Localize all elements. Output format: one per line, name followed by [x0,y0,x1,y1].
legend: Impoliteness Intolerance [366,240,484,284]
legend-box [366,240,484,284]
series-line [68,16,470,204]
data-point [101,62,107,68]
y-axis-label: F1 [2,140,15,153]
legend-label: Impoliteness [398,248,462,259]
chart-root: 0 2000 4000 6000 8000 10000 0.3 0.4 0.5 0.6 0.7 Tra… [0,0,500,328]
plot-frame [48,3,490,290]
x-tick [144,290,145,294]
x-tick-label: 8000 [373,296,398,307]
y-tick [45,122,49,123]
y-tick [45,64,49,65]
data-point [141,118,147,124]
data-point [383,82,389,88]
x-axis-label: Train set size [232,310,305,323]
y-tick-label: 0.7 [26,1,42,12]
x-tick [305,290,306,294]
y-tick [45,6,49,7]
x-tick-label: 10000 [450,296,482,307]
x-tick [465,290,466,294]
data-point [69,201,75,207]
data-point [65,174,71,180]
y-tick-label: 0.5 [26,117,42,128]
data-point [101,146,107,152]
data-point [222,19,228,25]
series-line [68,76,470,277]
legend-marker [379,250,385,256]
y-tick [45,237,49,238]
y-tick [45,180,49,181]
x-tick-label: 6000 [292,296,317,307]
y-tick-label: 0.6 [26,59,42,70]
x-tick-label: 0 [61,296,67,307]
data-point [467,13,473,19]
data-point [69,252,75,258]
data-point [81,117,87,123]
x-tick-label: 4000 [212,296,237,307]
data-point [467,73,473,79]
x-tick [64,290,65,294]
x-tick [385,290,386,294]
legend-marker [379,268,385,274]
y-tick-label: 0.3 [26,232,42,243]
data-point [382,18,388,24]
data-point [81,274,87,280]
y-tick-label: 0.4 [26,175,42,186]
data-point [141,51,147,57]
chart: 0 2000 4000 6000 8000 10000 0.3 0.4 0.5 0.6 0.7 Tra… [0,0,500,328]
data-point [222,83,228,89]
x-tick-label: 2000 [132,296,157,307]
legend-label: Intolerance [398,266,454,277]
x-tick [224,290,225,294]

▶ _TASK INSTRUCTIONS_: Convert the listing, from its first line through the line that contains "y-tick-label: 0.6 [26,59,42,70]", into a JSON list of strings, one string per line and with blank lines omitted.

▶ _TASK OUTPUT_:
[
  "Localize all elements. Output format: one per line, name followed by [x0,y0,x1,y1].",
  "legend: Impoliteness Intolerance [366,240,484,284]",
  "legend-box [366,240,484,284]",
  "series-line [68,16,470,204]",
  "data-point [101,62,107,68]",
  "y-axis-label: F1 [2,140,15,153]",
  "legend-label: Impoliteness [398,248,462,259]",
  "chart-root: 0 2000 4000 6000 8000 10000 0.3 0.4 0.5 0.6 0.7 Tra… [0,0,500,328]",
  "plot-frame [48,3,490,290]",
  "x-tick [144,290,145,294]",
  "x-tick-label: 8000 [373,296,398,307]",
  "y-tick [45,122,49,123]",
  "y-tick [45,64,49,65]",
  "data-point [141,118,147,124]",
  "data-point [383,82,389,88]",
  "x-axis-label: Train set size [232,310,305,323]",
  "y-tick-label: 0.7 [26,1,42,12]",
  "x-tick [305,290,306,294]",
  "y-tick [45,6,49,7]",
  "x-tick-label: 10000 [450,296,482,307]",
  "x-tick [465,290,466,294]",
  "data-point [69,201,75,207]",
  "data-point [65,174,71,180]",
  "y-tick-label: 0.5 [26,117,42,128]",
  "data-point [101,146,107,152]",
  "data-point [222,19,228,25]",
  "series-line [68,76,470,277]",
  "legend-marker [379,250,385,256]",
  "y-tick [45,237,49,238]",
  "y-tick [45,180,49,181]",
  "x-tick-label: 6000 [292,296,317,307]",
  "y-tick-label: 0.6 [26,59,42,70]"
]